EXTRAIT ▸
Chaque année ou presque, les historiens font apparaître une femme qui a joué un rôle dans l’histoire des idées mais que son temps et le nôtre avaient préféré oublier. Ainsi la présidente d’Arconville aurait non seulement touché au monde des lettres, des sciences, mais encore entrepris des traductions. Passe encore pour le maniement de la langue mais des traductions de chimie, voilà qui devient singulier ! Et de surcroît, elle aurait mené des démonstrations en laboratoire, avant d’embrasser une carrière de romancière, voire d’historienne. Et jusqu’à cet ouvrage qui paraît en 2011, elle serait restée une figure anonyme de ce monde des femmes du XVIIIe siècle.

DONNÉES FOURNIES ▸
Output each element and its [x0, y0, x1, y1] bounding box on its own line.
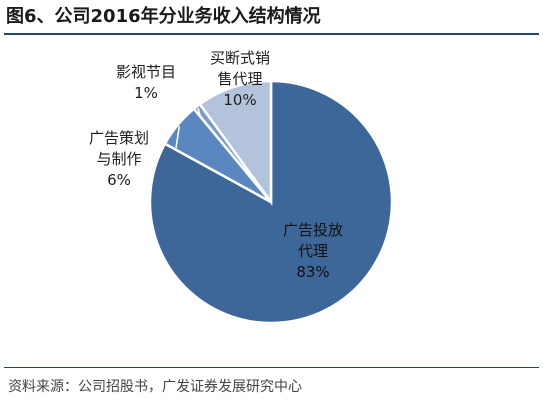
slice-category-label: 代理: [298, 242, 328, 260]
footer-divider: [4, 367, 539, 368]
slice-category-label: 广告投放: [283, 221, 343, 239]
slice-category-label: 与制作: [96, 150, 141, 168]
chart-title: 图6、公司2016年分业务收入结构情况: [6, 6, 321, 27]
slice-category-label: 广告策划: [89, 129, 149, 147]
slice-category-label: 买断式销: [210, 49, 270, 67]
slice-percent-label: 83%: [296, 263, 329, 281]
leader-line: [175, 126, 181, 149]
slice-percent-label: 10%: [223, 91, 256, 109]
title-divider: [4, 33, 539, 35]
source-note: 资料来源：公司招股书，广发证券发展研究中心: [8, 379, 302, 395]
slice-percent-label: 6%: [107, 171, 131, 189]
leader-line: [197, 107, 201, 116]
slice-category-label: 售代理: [217, 70, 262, 88]
pie-slice: [198, 79, 273, 206]
slice-percent-label: 1%: [134, 84, 158, 102]
slice-category-label: 影视节目: [116, 63, 176, 81]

CONSIGNES ▸
a - Recopiez l'extrait sur la présidente d'Arconville en commençant par « Chaque année ou » et en allant jusqu'à « du XVIIIe siècle. ».
b - Rédigez la suite de l'extrait sur la présidente d'Arconville après sa dernière phrase, s'il vous plaît.

RÉPONSES ▸
a -
Chaque année ou presque, les historiens font apparaître une femme qui a joué un rôle dans l’histoire des idées mais que son temps et le nôtre avaient préféré oublier. Ainsi la présidente d’Arconville aurait non seulement touché au monde des lettres, des sciences, mais encore entrepris des traductions. Passe encore pour le maniement de la langue mais des traductions de chimie, voilà qui devient singulier ! Et de surcroît, elle aurait mené des démonstrations en laboratoire, avant d’embrasser une carrière de romancière, voire d’historienne. Et jusqu’à cet ouvrage qui paraît en 2011, elle serait restée une figure anonyme de ce monde des femmes du XVIIIe siècle.

b -
A l’ombre des Lumières
Comment la carrière aussi étoffée d’une femme des Lumières peut-elle avoir été oubliée à ce point ? Une femme qui vécut plus de quatre-vingt ans (1720-1805), qui a passé la révolution française, qui appartenait à l’aristocratie mais pas à la cour. Une femme de parlementaire parisien qui a mené une vie mondaine et active, rencontrant bon nombre d’hommes célèbres, écrivains, savants, politiques qui l’ont apprécié, qui ont travaillé avec elle, ont jugé ses œuvres comme elle a émis un jugement sur les leurs. Certes, elle a souvent préféré ses cabinets d’écriture aux Salons tant est importante son œuvre écrite. Mariée à quatorze ans, mère de trois garçons, elle a déjà rédigé à vingt-cinq ans, un recueil qui forme bientôt quatre volumes inédits de 400 pages chacun, alors qu’elle dit avoir vu onze fois Phèdre et Mérope de Voltaire au théâtre. Elle habite Impasse Pecquet dans le Marais. L’été, elle part dans son château de Crosne entre les deux bras de l’Yerre (dans l’Essonne actuelle) où elle possède fiefs et seigneuries qui la mettent à l’abri du besoin, dans ce même village où naquit un siècle plutôt Nicolas Boileau. Plus tard, elle habita définitivement à Meudon. Dans chaque demeure hors Paris, elle installe bibliothèque, laboratoire, serre chaude, arboretum…
Mme d’Arconville n’eut pas le temps d’être coquette, elle qui fut marqué par la variole à 23 ans mais qui apparaît si belle sur les tableaux de Coypel et plus tard, de Roslin.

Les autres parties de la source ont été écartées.